▶ _WHAT TO DO_: Leave the pictures out, and retype all of the material exactly as written.

▶ _INPUT FOR THIS TASK_:
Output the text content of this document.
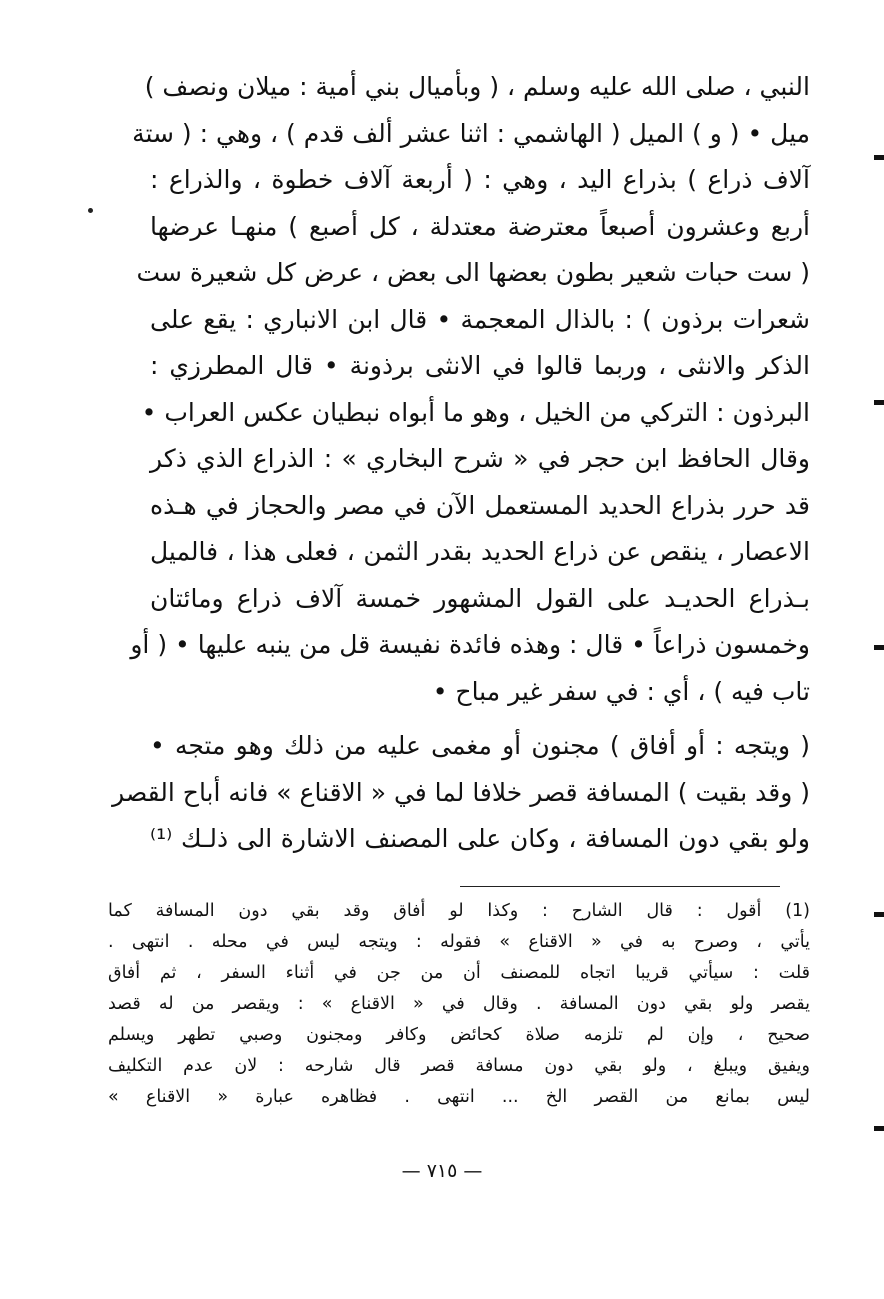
النبي ، صلى الله عليه وسلم ، ( وبأميال بني أمية : ميلان ونصف )
ميل • ( و ) الميل ( الهاشمي : اثنا عشر ألف قدم ) ، وهي : ( ستة
آلاف ذراع ) بذراع اليد ، وهي : ( أربعة آلاف خطوة ، والذراع :
أربع وعشرون أصبعاً معترضة معتدلة ، كل أصبع ) منهـا عرضها
( ست حبات شعير بطون بعضها الى بعض ، عرض كل شعيرة ست
شعرات برذون ) : بالذال المعجمة • قال ابن الانباري : يقع على
الذكر والانثى ، وربما قالوا في الانثى برذونة • قال المطرزي :
البرذون : التركي من الخيل ، وهو ما أبواه نبطيان عكس العراب •
وقال الحافظ ابن حجر في « شرح البخاري » : الذراع الذي ذكر
قد حرر بذراع الحديد المستعمل الآن في مصر والحجاز في هـذه
الاعصار ، ينقص عن ذراع الحديد بقدر الثمن ، فعلى هذا ، فالميل
بـذراع الحديـد على القول المشهور خمسة آلاف ذراع ومائتان
وخمسون ذراعاً • قال : وهذه فائدة نفيسة قل من ينبه عليها • ( أو
تاب فيه ) ، أي : في سفر غير مباح •
( ويتجه : أو أفاق ) مجنون أو مغمى عليه من ذلك وهو متجه •
( وقد بقيت ) المسافة قصر خلافا لما في « الاقناع » فانه أباح القصر
ولو بقي دون المسافة ، وكان على المصنف الاشارة الى ذلـك ⁽¹⁾
(1) أقول : قال الشارح : وكذا لو أفاق وقد بقي دون المسافة كما
يأتي ، وصرح به في « الاقناع » فقوله : ويتجه ليس في محله . انتهى .
قلت : سيأتي قريبا اتجاه للمصنف أن من جن في أثناء السفر ، ثم أفاق
يقصر ولو بقي دون المسافة . وقال في « الاقناع » : ويقصر من له قصد
صحيح ، وإن لم تلزمه صلاة كحائض وكافر ومجنون وصبي تطهر ويسلم
ويفيق ويبلغ ، ولو بقي دون مسافة قصر قال شارحه : لان عدم التكليف
ليس بمانع من القصر الخ ... انتهى . فظاهره عبارة « الاقناع »
— ٧١٥ —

▶ _COMPLETED TASK_:
Output the text content of this document.
النبي ، صلى الله عليه وسلم ، ( وبأميال بني أمية : ميلان ونصف )
ميل • ( و ) الميل ( الهاشمي : اثنا عشر ألف قدم ) ، وهي : ( ستة
آلاف ذراع ) بذراع اليد ، وهي : ( أربعة آلاف خطوة ، والذراع :
أربع وعشرون أصبعاً معترضة معتدلة ، كل أصبع ) منهـا عرضها
( ست حبات شعير بطون بعضها الى بعض ، عرض كل شعيرة ست
شعرات برذون ) : بالذال المعجمة • قال ابن الانباري : يقع على
الذكر والانثى ، وربما قالوا في الانثى برذونة • قال المطرزي :
البرذون : التركي من الخيل ، وهو ما أبواه نبطيان عكس العراب •
وقال الحافظ ابن حجر في « شرح البخاري » : الذراع الذي ذكر
قد حرر بذراع الحديد المستعمل الآن في مصر والحجاز في هـذه
الاعصار ، ينقص عن ذراع الحديد بقدر الثمن ، فعلى هذا ، فالميل
بـذراع الحديـد على القول المشهور خمسة آلاف ذراع ومائتان
وخمسون ذراعاً • قال : وهذه فائدة نفيسة قل من ينبه عليها • ( أو
تاب فيه ) ، أي : في سفر غير مباح •
( ويتجه : أو أفاق ) مجنون أو مغمى عليه من ذلك وهو متجه •
( وقد بقيت ) المسافة قصر خلافا لما في « الاقناع » فانه أباح القصر
ولو بقي دون المسافة ، وكان على المصنف الاشارة الى ذلـك ⁽¹⁾
(1) أقول : قال الشارح : وكذا لو أفاق وقد بقي دون المسافة كما
يأتي ، وصرح به في « الاقناع » فقوله : ويتجه ليس في محله . انتهى .
قلت : سيأتي قريبا اتجاه للمصنف أن من جن في أثناء السفر ، ثم أفاق
يقصر ولو بقي دون المسافة . وقال في « الاقناع » : ويقصر من له قصد
صحيح ، وإن لم تلزمه صلاة كحائض وكافر ومجنون وصبي تطهر ويسلم
ويفيق ويبلغ ، ولو بقي دون مسافة قصر قال شارحه : لان عدم التكليف
ليس بمانع من القصر الخ ... انتهى . فظاهره عبارة « الاقناع »
— ٧١٥ —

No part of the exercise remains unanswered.